#### [To be done]
Repeat, without any change, the entries presented below.

#### [Records to use]
────────────────────

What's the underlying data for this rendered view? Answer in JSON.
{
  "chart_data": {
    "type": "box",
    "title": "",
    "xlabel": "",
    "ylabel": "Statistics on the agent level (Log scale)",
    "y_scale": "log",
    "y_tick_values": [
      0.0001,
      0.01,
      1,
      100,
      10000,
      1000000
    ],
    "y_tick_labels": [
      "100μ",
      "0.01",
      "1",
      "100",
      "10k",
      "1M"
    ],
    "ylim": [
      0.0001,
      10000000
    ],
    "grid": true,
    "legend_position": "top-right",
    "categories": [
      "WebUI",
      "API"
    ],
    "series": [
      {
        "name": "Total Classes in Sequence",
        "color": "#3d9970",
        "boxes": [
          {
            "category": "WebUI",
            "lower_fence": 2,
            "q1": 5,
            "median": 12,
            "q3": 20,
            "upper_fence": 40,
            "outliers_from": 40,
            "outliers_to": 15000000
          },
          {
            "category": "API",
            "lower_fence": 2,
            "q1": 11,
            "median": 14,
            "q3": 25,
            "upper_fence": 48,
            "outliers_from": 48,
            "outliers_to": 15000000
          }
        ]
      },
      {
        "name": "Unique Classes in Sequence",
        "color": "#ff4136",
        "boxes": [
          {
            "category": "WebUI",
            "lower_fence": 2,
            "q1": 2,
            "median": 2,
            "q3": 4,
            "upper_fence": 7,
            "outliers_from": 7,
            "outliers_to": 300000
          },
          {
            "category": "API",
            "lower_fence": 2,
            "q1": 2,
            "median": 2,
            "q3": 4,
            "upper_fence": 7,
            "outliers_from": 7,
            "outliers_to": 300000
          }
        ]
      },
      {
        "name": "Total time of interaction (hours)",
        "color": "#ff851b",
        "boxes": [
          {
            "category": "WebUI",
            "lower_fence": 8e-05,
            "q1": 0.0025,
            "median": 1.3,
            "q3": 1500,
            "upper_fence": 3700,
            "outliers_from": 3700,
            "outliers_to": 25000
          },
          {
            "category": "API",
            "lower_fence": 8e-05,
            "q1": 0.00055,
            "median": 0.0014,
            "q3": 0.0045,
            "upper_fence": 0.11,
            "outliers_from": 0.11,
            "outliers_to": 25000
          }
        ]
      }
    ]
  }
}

────────────────────

#### [Output below]
What's the underlying data for this rendered view? Answer in JSON.
{
  "chart_data": {
    "type": "box",
    "title": "",
    "xlabel": "",
    "ylabel": "Statistics on the agent level (Log scale)",
    "y_scale": "log",
    "y_tick_values": [
      0.0001,
      0.01,
      1,
      100,
      10000,
      1000000
    ],
    "y_tick_labels": [
      "100μ",
      "0.01",
      "1",
      "100",
      "10k",
      "1M"
    ],
    "ylim": [
      0.0001,
      10000000
    ],
    "grid": true,
    "legend_position": "top-right",
    "categories": [
      "WebUI",
      "API"
    ],
    "series": [
      {
        "name": "Total Classes in Sequence",
        "color": "#3d9970",
        "boxes": [
          {
            "category": "WebUI",
            "lower_fence": 2,
            "q1": 5,
            "median": 12,
            "q3": 20,
            "upper_fence": 40,
            "outliers_from": 40,
            "outliers_to": 15000000
          },
          {
            "category": "API",
            "lower_fence": 2,
            "q1": 11,
            "median": 14,
            "q3": 25,
            "upper_fence": 48,
            "outliers_from": 48,
            "outliers_to": 15000000
          }
        ]
      },
      {
        "name": "Unique Classes in Sequence",
        "color": "#ff4136",
        "boxes": [
          {
            "category": "WebUI",
            "lower_fence": 2,
            "q1": 2,
            "median": 2,
            "q3": 4,
            "upper_fence": 7,
            "outliers_from": 7,
            "outliers_to": 300000
          },
          {
            "category": "API",
            "lower_fence": 2,
            "q1": 2,
            "median": 2,
            "q3": 4,
            "upper_fence": 7,
            "outliers_from": 7,
            "outliers_to": 300000
          }
        ]
      },
      {
        "name": "Total time of interaction (hours)",
        "color": "#ff851b",
        "boxes": [
          {
            "category": "WebUI",
            "lower_fence": 8e-05,
            "q1": 0.0025,
            "median": 1.3,
            "q3": 1500,
            "upper_fence": 3700,
            "outliers_from": 3700,
            "outliers_to": 25000
          },
          {
            "category": "API",
            "lower_fence": 8e-05,
            "q1": 0.00055,
            "median": 0.0014,
            "q3": 0.0045,
            "upper_fence": 0.11,
            "outliers_from": 0.11,
            "outliers_to": 25000
          }
        ]
      }
    ]
  }
}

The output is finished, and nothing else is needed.